Reproduce word for word the lines starting at the first one and ending at the line that contains "163, 579, 211]", including both.
---*---
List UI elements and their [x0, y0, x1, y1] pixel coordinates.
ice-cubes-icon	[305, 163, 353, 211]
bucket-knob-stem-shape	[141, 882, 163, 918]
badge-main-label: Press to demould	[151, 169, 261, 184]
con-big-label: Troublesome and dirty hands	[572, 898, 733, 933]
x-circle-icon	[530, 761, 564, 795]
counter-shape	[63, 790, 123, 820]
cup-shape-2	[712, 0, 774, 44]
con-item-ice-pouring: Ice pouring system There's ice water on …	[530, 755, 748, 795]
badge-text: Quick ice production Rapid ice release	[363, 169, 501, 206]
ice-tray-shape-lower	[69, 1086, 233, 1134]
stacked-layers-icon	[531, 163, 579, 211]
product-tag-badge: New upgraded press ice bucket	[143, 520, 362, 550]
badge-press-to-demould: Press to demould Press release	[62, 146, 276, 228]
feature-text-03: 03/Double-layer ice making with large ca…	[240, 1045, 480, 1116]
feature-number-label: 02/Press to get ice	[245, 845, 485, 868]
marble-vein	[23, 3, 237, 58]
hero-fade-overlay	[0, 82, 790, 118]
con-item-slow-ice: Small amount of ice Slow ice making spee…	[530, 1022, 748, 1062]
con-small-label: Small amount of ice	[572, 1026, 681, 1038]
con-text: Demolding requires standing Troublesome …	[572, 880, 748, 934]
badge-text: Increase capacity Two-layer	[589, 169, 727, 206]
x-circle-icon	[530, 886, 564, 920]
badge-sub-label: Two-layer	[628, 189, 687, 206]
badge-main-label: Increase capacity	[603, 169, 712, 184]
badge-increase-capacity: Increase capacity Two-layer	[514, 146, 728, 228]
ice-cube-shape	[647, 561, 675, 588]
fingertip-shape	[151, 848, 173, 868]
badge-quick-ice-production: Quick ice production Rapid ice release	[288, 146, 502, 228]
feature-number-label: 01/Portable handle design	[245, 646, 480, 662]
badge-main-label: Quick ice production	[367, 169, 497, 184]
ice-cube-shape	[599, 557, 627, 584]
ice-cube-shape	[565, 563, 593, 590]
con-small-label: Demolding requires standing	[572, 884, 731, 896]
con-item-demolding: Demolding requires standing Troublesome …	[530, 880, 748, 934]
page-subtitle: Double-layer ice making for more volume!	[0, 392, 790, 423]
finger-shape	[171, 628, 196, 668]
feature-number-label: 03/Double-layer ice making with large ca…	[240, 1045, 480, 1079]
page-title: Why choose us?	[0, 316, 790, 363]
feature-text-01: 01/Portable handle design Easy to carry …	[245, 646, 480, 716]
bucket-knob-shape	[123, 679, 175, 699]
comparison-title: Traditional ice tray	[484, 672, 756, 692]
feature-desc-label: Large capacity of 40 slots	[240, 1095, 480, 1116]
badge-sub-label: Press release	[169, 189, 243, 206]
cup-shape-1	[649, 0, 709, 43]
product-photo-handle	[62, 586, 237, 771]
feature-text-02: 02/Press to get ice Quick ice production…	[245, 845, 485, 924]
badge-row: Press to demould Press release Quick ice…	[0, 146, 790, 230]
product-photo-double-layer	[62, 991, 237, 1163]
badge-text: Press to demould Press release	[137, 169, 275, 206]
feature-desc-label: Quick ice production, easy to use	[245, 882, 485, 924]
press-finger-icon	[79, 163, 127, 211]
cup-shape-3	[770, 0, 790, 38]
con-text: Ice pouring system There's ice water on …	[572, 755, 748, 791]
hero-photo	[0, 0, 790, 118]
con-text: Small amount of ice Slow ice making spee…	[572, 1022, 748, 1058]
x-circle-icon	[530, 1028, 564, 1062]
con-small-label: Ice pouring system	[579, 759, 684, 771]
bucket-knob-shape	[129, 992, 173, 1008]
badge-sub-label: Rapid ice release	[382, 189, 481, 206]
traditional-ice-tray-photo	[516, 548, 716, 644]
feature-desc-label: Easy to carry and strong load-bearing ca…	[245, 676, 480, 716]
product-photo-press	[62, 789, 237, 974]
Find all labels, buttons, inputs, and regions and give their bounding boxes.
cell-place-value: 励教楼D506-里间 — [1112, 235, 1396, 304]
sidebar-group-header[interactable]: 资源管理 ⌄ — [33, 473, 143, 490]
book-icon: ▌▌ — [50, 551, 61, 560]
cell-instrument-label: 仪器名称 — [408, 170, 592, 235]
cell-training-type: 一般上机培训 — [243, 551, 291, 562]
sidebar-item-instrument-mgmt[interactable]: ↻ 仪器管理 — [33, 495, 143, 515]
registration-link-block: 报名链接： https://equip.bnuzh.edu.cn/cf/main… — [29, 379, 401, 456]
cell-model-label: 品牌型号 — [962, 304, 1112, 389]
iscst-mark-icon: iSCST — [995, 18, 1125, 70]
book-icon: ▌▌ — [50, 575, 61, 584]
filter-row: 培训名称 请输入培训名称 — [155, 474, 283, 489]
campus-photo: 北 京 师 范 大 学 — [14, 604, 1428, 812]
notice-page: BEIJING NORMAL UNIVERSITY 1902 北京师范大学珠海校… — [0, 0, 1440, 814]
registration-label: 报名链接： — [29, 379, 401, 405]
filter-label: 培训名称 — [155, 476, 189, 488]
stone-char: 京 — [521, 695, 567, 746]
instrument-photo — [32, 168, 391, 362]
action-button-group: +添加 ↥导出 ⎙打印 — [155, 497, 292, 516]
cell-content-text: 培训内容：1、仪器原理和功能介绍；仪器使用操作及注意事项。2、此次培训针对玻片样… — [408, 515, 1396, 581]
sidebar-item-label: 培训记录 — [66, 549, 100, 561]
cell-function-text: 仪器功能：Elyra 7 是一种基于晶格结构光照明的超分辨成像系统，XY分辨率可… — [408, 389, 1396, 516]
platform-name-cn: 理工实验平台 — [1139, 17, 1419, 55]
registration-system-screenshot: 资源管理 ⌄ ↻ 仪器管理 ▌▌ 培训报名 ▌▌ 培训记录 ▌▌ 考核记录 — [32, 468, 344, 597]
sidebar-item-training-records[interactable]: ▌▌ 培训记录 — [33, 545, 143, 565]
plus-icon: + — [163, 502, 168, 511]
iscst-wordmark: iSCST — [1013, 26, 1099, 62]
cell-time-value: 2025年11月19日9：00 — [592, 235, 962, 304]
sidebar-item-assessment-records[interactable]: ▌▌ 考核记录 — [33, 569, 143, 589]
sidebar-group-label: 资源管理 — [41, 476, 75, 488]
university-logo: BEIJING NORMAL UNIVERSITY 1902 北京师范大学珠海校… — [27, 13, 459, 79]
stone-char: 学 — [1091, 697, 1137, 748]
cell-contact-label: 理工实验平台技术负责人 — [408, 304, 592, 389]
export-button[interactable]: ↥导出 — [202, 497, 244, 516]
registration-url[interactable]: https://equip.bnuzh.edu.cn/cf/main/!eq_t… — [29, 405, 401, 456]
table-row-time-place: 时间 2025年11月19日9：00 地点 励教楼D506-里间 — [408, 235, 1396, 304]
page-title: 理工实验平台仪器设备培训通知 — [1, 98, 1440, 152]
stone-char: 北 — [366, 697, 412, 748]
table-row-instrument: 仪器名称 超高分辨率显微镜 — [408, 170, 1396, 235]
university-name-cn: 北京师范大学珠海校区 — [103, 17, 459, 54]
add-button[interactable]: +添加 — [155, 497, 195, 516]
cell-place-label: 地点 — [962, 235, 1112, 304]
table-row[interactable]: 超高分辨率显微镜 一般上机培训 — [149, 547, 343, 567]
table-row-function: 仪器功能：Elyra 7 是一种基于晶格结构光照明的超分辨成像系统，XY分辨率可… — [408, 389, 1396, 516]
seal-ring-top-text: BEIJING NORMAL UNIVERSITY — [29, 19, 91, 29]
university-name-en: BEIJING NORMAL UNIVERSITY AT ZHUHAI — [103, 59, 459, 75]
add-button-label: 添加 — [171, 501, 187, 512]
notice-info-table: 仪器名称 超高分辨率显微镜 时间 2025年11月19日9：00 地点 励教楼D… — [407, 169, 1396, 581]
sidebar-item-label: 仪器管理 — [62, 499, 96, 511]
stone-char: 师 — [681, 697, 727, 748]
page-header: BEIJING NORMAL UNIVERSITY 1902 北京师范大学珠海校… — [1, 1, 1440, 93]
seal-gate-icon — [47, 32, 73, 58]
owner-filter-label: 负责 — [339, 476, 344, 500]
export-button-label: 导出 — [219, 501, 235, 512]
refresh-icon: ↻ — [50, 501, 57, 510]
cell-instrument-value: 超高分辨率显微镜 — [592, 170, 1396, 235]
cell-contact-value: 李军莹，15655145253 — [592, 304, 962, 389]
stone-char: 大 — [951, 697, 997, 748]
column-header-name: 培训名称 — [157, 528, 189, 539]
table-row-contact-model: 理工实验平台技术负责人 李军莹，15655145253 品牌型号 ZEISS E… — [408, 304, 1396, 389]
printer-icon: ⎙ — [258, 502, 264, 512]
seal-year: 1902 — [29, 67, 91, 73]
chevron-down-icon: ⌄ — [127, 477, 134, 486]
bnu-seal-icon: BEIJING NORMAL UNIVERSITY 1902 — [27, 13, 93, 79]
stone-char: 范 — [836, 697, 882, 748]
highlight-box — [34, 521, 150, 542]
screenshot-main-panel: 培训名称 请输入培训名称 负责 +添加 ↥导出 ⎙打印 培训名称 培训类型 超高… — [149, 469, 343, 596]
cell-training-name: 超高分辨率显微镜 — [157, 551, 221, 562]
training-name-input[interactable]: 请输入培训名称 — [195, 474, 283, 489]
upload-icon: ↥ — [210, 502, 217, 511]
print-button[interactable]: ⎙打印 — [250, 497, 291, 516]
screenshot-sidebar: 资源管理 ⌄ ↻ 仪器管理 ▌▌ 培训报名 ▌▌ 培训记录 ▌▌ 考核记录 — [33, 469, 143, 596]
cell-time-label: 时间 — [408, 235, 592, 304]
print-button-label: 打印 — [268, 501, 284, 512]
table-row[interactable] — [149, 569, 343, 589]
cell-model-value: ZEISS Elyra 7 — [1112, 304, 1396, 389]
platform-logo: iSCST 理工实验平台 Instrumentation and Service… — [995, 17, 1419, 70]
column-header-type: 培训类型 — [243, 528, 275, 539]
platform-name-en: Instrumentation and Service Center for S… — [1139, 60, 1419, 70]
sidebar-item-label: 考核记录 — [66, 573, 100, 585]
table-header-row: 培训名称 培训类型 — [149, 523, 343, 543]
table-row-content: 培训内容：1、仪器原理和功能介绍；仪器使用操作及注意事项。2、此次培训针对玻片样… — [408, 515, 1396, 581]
---*---
■ **Output for this exercise**
List UI elements and their [x0, y0, x1, y1] pixel coordinates.
ice-cubes-icon	[305, 163, 353, 211]
bucket-knob-stem-shape	[141, 882, 163, 918]
badge-main-label: Press to demould	[151, 169, 261, 184]
con-big-label: Troublesome and dirty hands	[572, 898, 733, 933]
x-circle-icon	[530, 761, 564, 795]
counter-shape	[63, 790, 123, 820]
cup-shape-2	[712, 0, 774, 44]
con-item-ice-pouring: Ice pouring system There's ice water on …	[530, 755, 748, 795]
badge-text: Quick ice production Rapid ice release	[363, 169, 501, 206]
ice-tray-shape-lower	[69, 1086, 233, 1134]
stacked-layers-icon	[531, 163, 579, 211]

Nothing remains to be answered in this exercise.